■ GIVEN INSTRUCTION:
Filter the entries and keep only the lines where the string "Disable" appears.

Stored data entries:
━━━━━━━━━━━━━━━━━━━━━━━━━━━━━━
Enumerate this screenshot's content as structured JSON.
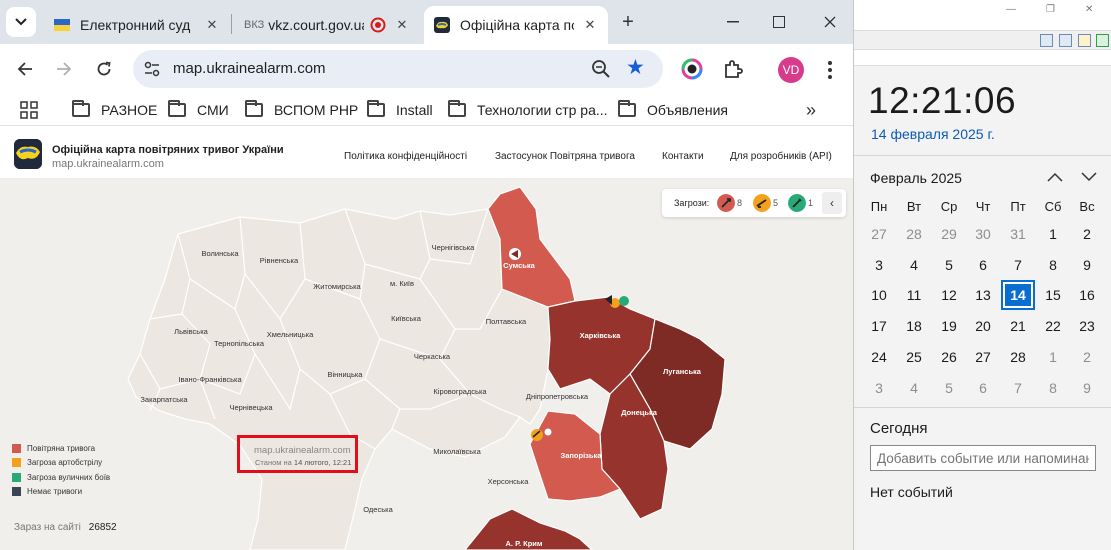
{
  "browser": {
    "tabs": [
      {
        "title": "Електронний суд",
        "active": false,
        "favicon": "ukraine-flag-icon"
      },
      {
        "title": "vkz.court.gov.ua",
        "prefix": "ВКЗ",
        "active": false,
        "favicon": "record-icon"
      },
      {
        "title": "Офіційна карта по",
        "active": true,
        "favicon": "ukrainealarm-logo-icon"
      }
    ],
    "url": "map.ukrainealarm.com",
    "profile_initials": "VD",
    "bookmarks": [
      "РАЗНОЕ",
      "СМИ",
      "ВСПОМ РНР",
      "Install",
      "Технологии стр ра...",
      "Объявления"
    ],
    "bookmarks_more": "»"
  },
  "site": {
    "title": "Офіційна карта повітряних тривог України",
    "url": "map.ukrainealarm.com",
    "nav": [
      "Політика конфіденційності",
      "Застосунок Повітряна тривога",
      "Контакти",
      "Для розробників (API)"
    ]
  },
  "threats": {
    "label": "Загрози:",
    "items": [
      {
        "count": "8",
        "color": "#d25a4e"
      },
      {
        "count": "5",
        "color": "#f3a11c"
      },
      {
        "count": "1",
        "color": "#27a978"
      }
    ],
    "collapse": "‹"
  },
  "regions": {
    "volynska": "Волинська",
    "rivnenska": "Рівненська",
    "zhytomyrska": "Житомирська",
    "chernihivska": "Чернігівська",
    "sumska": "Сумська",
    "kyiv": "м. Київ",
    "kyivska": "Київська",
    "lvivska": "Львівська",
    "ternopilska": "Тернопільська",
    "khmelnytska": "Хмельницька",
    "poltavska": "Полтавська",
    "kharkivska": "Харківська",
    "luhanska": "Луганська",
    "ivano_frankivska": "Івано-Франківська",
    "vinnytska": "Вінницька",
    "cherkaska": "Черкаська",
    "zakarpatska": "Закарпатська",
    "chernivetska": "Чернівецька",
    "kirovohradska": "Кіровоградська",
    "dnipropetrovska": "Дніпропетровська",
    "donetska": "Донецька",
    "zaporizka": "Запорізька",
    "mykolaivska": "Миколаївська",
    "khersonska": "Херсонська",
    "odeska": "Одеська",
    "crimea": "А. Р. Крим"
  },
  "legend": [
    {
      "label": "Повітряна тривога",
      "color": "#d25a4e"
    },
    {
      "label": "Загроза артобстрілу",
      "color": "#f3a11c"
    },
    {
      "label": "Загроза вуличних боїв",
      "color": "#27a978"
    },
    {
      "label": "Немає тривоги",
      "color": "#3a4454"
    }
  ],
  "watermark": {
    "url": "map.ukrainealarm.com",
    "as_of": "Станом на",
    "time": "14 лютого, 12:21"
  },
  "online": {
    "label": "Зараз на сайті",
    "count": "26852"
  },
  "colors": {
    "alarm": "#d25a4e",
    "alarm_dark": "#7e2b25",
    "alarm_mid": "#96332c",
    "land": "#ece7e1",
    "accent": "#0a6ed0"
  },
  "calendar": {
    "time": "12:21:06",
    "date": "14 февраля 2025 г.",
    "month": "Февраль 2025",
    "weekdays": [
      "Пн",
      "Вт",
      "Ср",
      "Чт",
      "Пт",
      "Сб",
      "Вс"
    ],
    "days": [
      [
        "27",
        "28",
        "29",
        "30",
        "31",
        "1",
        "2"
      ],
      [
        "3",
        "4",
        "5",
        "6",
        "7",
        "8",
        "9"
      ],
      [
        "10",
        "11",
        "12",
        "13",
        "14",
        "15",
        "16"
      ],
      [
        "17",
        "18",
        "19",
        "20",
        "21",
        "22",
        "23"
      ],
      [
        "24",
        "25",
        "26",
        "27",
        "28",
        "1",
        "2"
      ],
      [
        "3",
        "4",
        "5",
        "6",
        "7",
        "8",
        "9"
      ]
    ],
    "today": "14",
    "today_title": "Сегодня",
    "event_placeholder": "Добавить событие или напоминание",
    "no_events": "Нет событий"
  }
}
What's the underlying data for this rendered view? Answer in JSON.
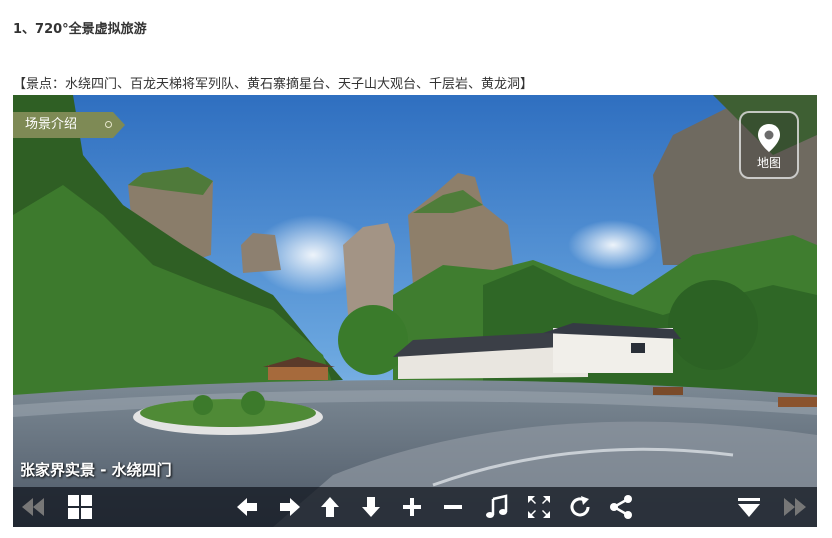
{
  "heading": "1、720°全景虚拟旅游",
  "spots": "【景点：水绕四门、百龙天梯将军列队、黄石寨摘星台、天子山大观台、千层岩、黄龙洞】",
  "viewer": {
    "intro_label": "场景介绍",
    "map_label": "地图",
    "scene_title": "张家界实景 - 水绕四门",
    "toolbar": {
      "icons": [
        "prev-icon",
        "thumbnails-icon",
        "arrow-left-icon",
        "arrow-right-icon",
        "arrow-up-icon",
        "arrow-down-icon",
        "zoom-in-icon",
        "zoom-out-icon",
        "music-icon",
        "fullscreen-icon",
        "rotate-icon",
        "share-icon",
        "collapse-icon",
        "next-icon"
      ]
    }
  },
  "colors": {
    "tag_bg": "#7e8a55",
    "toolbar_bg": "#141923",
    "sky": "#3f80c8"
  }
}
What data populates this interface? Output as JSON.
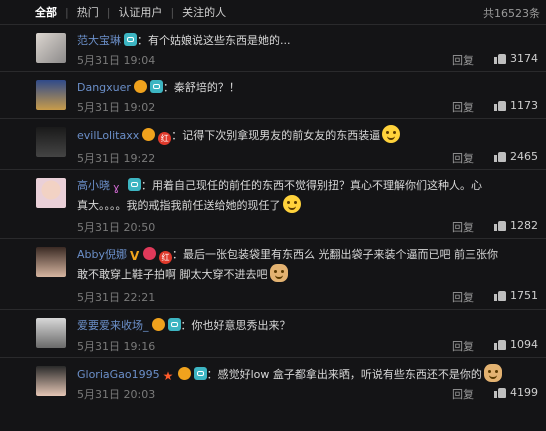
{
  "tabs": {
    "all": "全部",
    "hot": "热门",
    "verified": "认证用户",
    "following": "关注的人",
    "total": "共16523条"
  },
  "actions": {
    "reply": "回复"
  },
  "comments": [
    {
      "name": "范大宝琳",
      "text": "：有个姑娘说这些东西是她的...",
      "time": "5月31日 19:04",
      "likes": "3174"
    },
    {
      "name": "Dangxuer",
      "text": "：秦舒培的？！",
      "time": "5月31日 19:02",
      "likes": "1173"
    },
    {
      "name": "evilLolitaxx",
      "text": "：记得下次别拿现男友的前女友的东西装逼",
      "time": "5月31日 19:22",
      "likes": "2465"
    },
    {
      "name": "高小晓",
      "text": "：用着自己现任的前任的东西不觉得别扭？真心不理解你们这种人。心",
      "text2": "真大。。。。我的戒指我前任送给她的现任了",
      "time": "5月31日 20:50",
      "likes": "1282"
    },
    {
      "name": "Abby倪娜",
      "text": "：最后一张包装袋里有东西么 光翻出袋子来装个逼而已吧 前三张你",
      "text2": "敢不敢穿上鞋子拍啊 脚太大穿不进去吧",
      "time": "5月31日 22:21",
      "likes": "1751"
    },
    {
      "name": "爱要爱来收场_",
      "text": "：你也好意思秀出来？",
      "time": "5月31日 19:16",
      "likes": "1094"
    },
    {
      "name": "GloriaGao1995",
      "text": "：感觉好low 盒子都拿出来晒，听说有些东西还不是你的",
      "time": "5月31日 20:03",
      "likes": "4199"
    }
  ]
}
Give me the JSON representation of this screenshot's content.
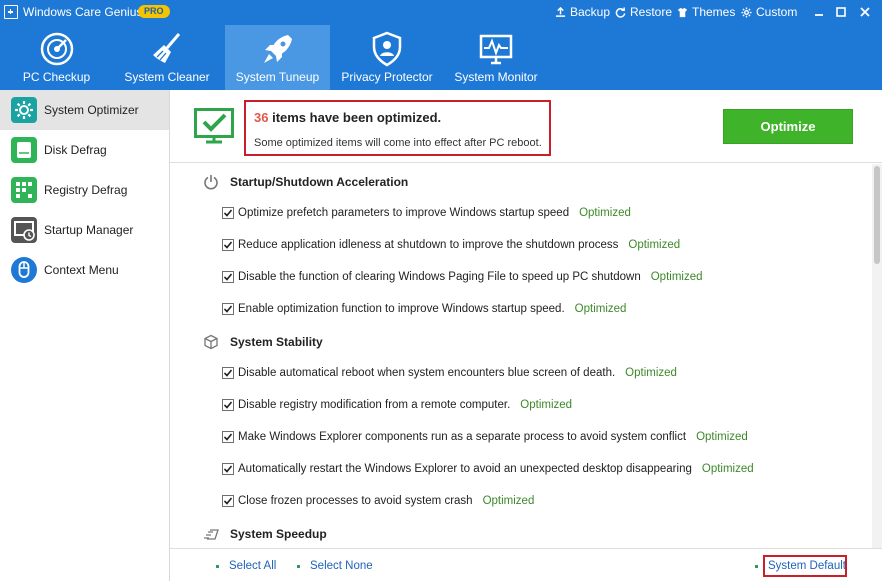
{
  "window": {
    "title": "Windows Care Genius",
    "badge": "PRO",
    "actions": [
      {
        "icon": "backup-icon",
        "label": "Backup"
      },
      {
        "icon": "restore-icon",
        "label": "Restore"
      },
      {
        "icon": "themes-icon",
        "label": "Themes"
      },
      {
        "icon": "custom-icon",
        "label": "Custom"
      }
    ]
  },
  "nav": {
    "tabs": [
      {
        "icon": "pc-checkup-icon",
        "label": "PC Checkup"
      },
      {
        "icon": "broom-icon",
        "label": "System Cleaner"
      },
      {
        "icon": "rocket-icon",
        "label": "System Tuneup",
        "active": true
      },
      {
        "icon": "shield-icon",
        "label": "Privacy Protector"
      },
      {
        "icon": "monitor-icon",
        "label": "System Monitor"
      }
    ]
  },
  "sidebar": {
    "items": [
      {
        "icon": "gear-icon",
        "label": "System Optimizer",
        "color": "#1aa3a3",
        "active": true
      },
      {
        "icon": "disk-icon",
        "label": "Disk Defrag",
        "color": "#2fb457"
      },
      {
        "icon": "registry-icon",
        "label": "Registry Defrag",
        "color": "#2fb457"
      },
      {
        "icon": "startup-icon",
        "label": "Startup Manager",
        "color": "#555555"
      },
      {
        "icon": "mouse-icon",
        "label": "Context Menu",
        "color": "#1e78d6"
      }
    ]
  },
  "header": {
    "count": "36",
    "title_suffix": " items have been optimized.",
    "subtitle": "Some optimized items will come into effect after PC reboot.",
    "optimize_label": "Optimize"
  },
  "sections": [
    {
      "title": "Startup/Shutdown Acceleration",
      "icon": "power-icon",
      "items": [
        {
          "label": "Optimize prefetch parameters to improve Windows startup speed",
          "status": "Optimized",
          "checked": true
        },
        {
          "label": "Reduce application idleness at shutdown to improve the shutdown process",
          "status": "Optimized",
          "checked": true
        },
        {
          "label": "Disable the function of clearing Windows Paging File to speed up PC shutdown",
          "status": "Optimized",
          "checked": true
        },
        {
          "label": "Enable optimization function to improve Windows startup speed.",
          "status": "Optimized",
          "checked": true
        }
      ]
    },
    {
      "title": "System Stability",
      "icon": "cube-icon",
      "items": [
        {
          "label": "Disable automatical reboot when system encounters blue screen of death.",
          "status": "Optimized",
          "checked": true
        },
        {
          "label": "Disable registry modification from a remote computer.",
          "status": "Optimized",
          "checked": true
        },
        {
          "label": "Make Windows Explorer components run as a separate process to avoid system conflict",
          "status": "Optimized",
          "checked": true
        },
        {
          "label": "Automatically restart the Windows Explorer to avoid an unexpected desktop disappearing",
          "status": "Optimized",
          "checked": true
        },
        {
          "label": "Close frozen processes to avoid system crash",
          "status": "Optimized",
          "checked": true
        }
      ]
    },
    {
      "title": "System Speedup",
      "icon": "speed-icon",
      "items": []
    }
  ],
  "footer": {
    "select_all": "Select All",
    "select_none": "Select None",
    "system_default": "System Default"
  }
}
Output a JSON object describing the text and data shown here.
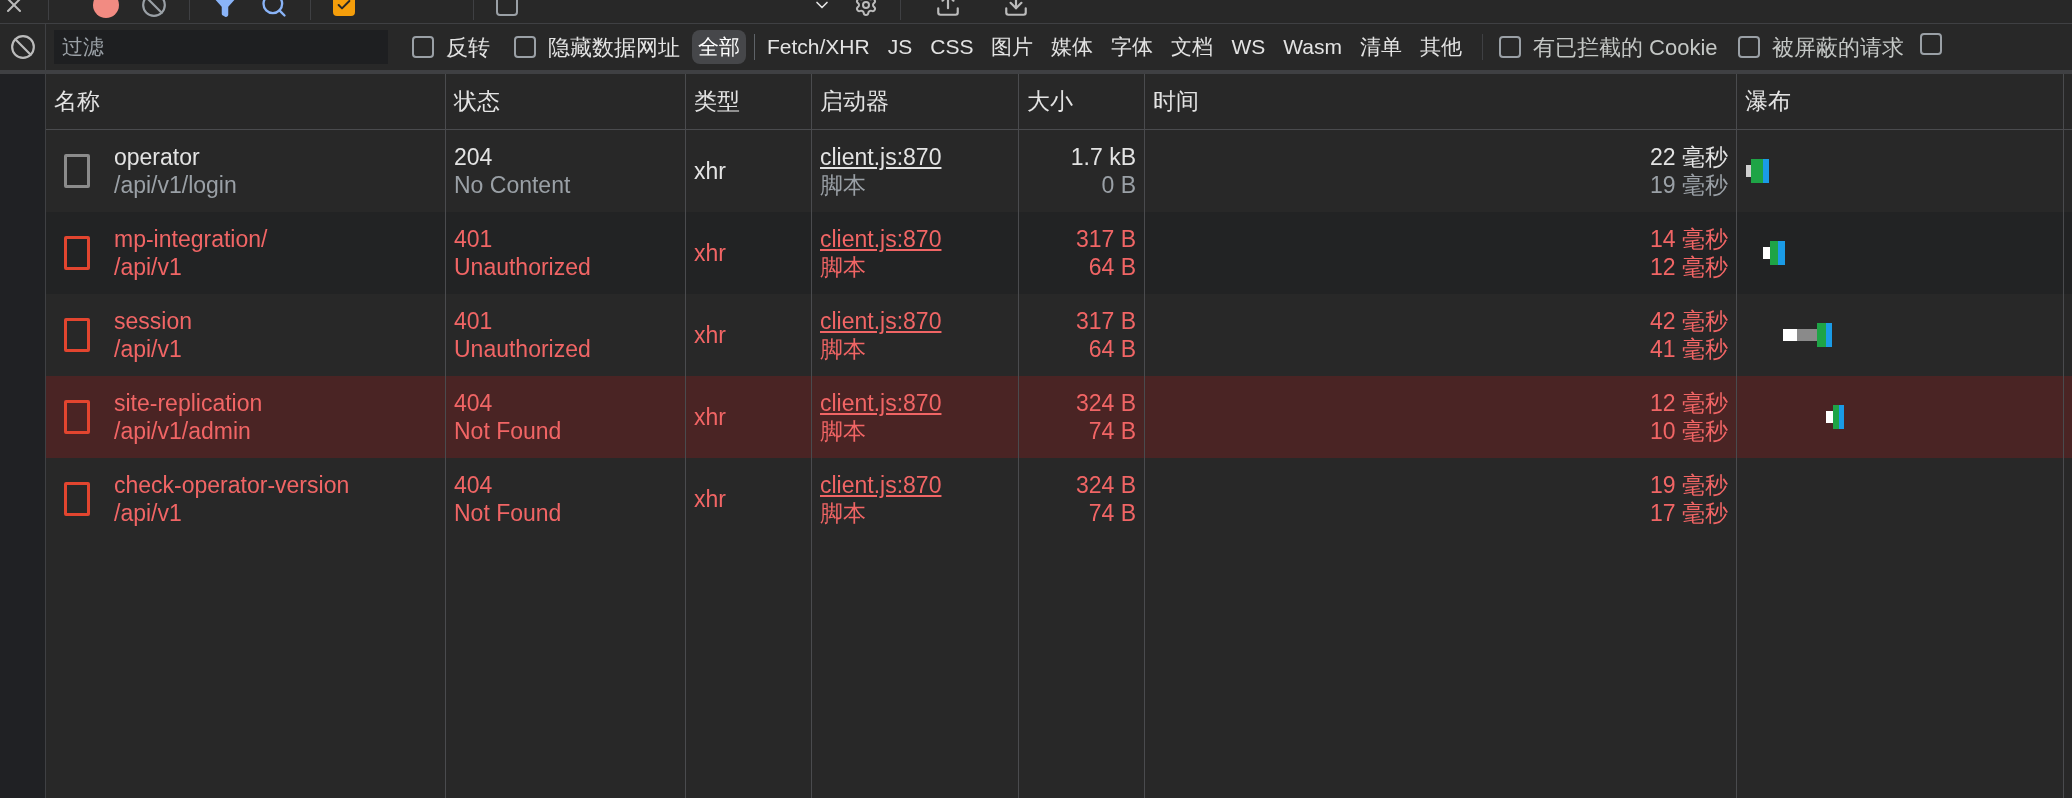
━━━━━━━━━━━━━━━━━━━━━━━━━━━━━━
■ FINAL RESULT:
          "label": "Disable the function of clearing Windows Paging File to speed up PC shutdown",
          "label": "Disable automatical reboot when system encounters blue screen of death.",
          "label": "Disable registry modification from a remote computer.",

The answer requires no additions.